Task prompt →
Rewrite the entries below, swapping every "data-point" for "marker" and leaving everything else as it is.

_ _ _ _ _

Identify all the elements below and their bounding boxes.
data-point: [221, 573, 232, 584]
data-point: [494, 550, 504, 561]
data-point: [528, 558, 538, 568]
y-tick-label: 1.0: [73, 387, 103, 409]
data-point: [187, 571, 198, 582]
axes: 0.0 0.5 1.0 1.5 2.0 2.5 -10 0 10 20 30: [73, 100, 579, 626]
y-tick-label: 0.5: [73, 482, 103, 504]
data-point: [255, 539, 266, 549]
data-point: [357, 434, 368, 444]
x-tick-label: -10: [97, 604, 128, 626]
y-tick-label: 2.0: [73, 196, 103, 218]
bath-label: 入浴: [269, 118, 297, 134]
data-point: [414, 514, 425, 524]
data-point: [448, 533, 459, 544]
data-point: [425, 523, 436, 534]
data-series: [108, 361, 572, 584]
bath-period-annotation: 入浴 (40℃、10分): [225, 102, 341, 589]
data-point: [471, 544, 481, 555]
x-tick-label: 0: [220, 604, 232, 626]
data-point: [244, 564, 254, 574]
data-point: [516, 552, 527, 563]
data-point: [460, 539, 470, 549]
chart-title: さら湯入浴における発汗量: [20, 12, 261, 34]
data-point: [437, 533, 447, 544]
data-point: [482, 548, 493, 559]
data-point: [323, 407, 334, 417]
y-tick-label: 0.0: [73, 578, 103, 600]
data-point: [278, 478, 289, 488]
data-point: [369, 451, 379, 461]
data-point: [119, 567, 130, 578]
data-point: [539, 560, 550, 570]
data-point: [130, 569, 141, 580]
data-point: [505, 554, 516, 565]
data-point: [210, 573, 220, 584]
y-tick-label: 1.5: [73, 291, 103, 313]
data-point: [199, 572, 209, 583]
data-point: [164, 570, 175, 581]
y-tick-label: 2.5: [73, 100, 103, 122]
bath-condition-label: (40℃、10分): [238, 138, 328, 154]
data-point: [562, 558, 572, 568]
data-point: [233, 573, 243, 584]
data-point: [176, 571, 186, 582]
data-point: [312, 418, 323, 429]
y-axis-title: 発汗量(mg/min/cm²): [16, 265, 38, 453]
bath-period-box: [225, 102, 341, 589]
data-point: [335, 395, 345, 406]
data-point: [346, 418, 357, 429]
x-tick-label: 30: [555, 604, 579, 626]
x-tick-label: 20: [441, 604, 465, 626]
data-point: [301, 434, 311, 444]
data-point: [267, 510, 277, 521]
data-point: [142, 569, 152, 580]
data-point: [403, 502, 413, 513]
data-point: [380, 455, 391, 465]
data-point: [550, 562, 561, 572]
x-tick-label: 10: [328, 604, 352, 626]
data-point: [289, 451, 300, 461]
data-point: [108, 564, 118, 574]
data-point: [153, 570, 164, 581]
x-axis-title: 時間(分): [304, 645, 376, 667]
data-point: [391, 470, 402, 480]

_ _ _ _ _

Answer to this problem →
Identify all the elements below and their bounding boxes.
marker: [221, 573, 232, 584]
marker: [494, 550, 504, 561]
marker: [528, 558, 538, 568]
y-tick-label: 1.0: [73, 387, 103, 409]
marker: [187, 571, 198, 582]
axes: 0.0 0.5 1.0 1.5 2.0 2.5 -10 0 10 20 30: [73, 100, 579, 626]
y-tick-label: 0.5: [73, 482, 103, 504]
marker: [255, 539, 266, 549]
marker: [357, 434, 368, 444]
x-tick-label: -10: [97, 604, 128, 626]
y-tick-label: 2.0: [73, 196, 103, 218]
bath-label: 入浴: [269, 118, 297, 134]
marker: [414, 514, 425, 524]
marker: [448, 533, 459, 544]
marker: [425, 523, 436, 534]
data-series: [108, 361, 572, 584]
bath-period-annotation: 入浴 (40℃、10分): [225, 102, 341, 589]
marker: [471, 544, 481, 555]
x-tick-label: 0: [220, 604, 232, 626]
marker: [244, 564, 254, 574]
marker: [516, 552, 527, 563]
marker: [460, 539, 470, 549]
chart-title: さら湯入浴における発汗量: [20, 12, 261, 34]
marker: [437, 533, 447, 544]
marker: [482, 548, 493, 559]
marker: [323, 407, 334, 417]
y-tick-label: 0.0: [73, 578, 103, 600]
marker: [278, 478, 289, 488]
marker: [369, 451, 379, 461]
marker: [119, 567, 130, 578]
marker: [539, 560, 550, 570]
marker: [130, 569, 141, 580]
marker: [505, 554, 516, 565]
marker: [210, 573, 220, 584]
y-tick-label: 1.5: [73, 291, 103, 313]
marker: [199, 572, 209, 583]
marker: [164, 570, 175, 581]
y-tick-label: 2.5: [73, 100, 103, 122]
bath-condition-label: (40℃、10分): [238, 138, 328, 154]
marker: [562, 558, 572, 568]
marker: [233, 573, 243, 584]
marker: [176, 571, 186, 582]
marker: [312, 418, 323, 429]
y-axis-title: 発汗量(mg/min/cm²): [16, 265, 38, 453]
bath-period-box: [225, 102, 341, 589]
marker: [335, 395, 345, 406]
marker: [346, 418, 357, 429]
x-tick-label: 30: [555, 604, 579, 626]
x-tick-label: 20: [441, 604, 465, 626]
marker: [301, 434, 311, 444]
marker: [267, 510, 277, 521]
marker: [142, 569, 152, 580]
marker: [403, 502, 413, 513]
marker: [380, 455, 391, 465]
marker: [550, 562, 561, 572]
x-tick-label: 10: [328, 604, 352, 626]
marker: [289, 451, 300, 461]
marker: [108, 564, 118, 574]
marker: [153, 570, 164, 581]
x-axis-title: 時間(分): [304, 645, 376, 667]
marker: [391, 470, 402, 480]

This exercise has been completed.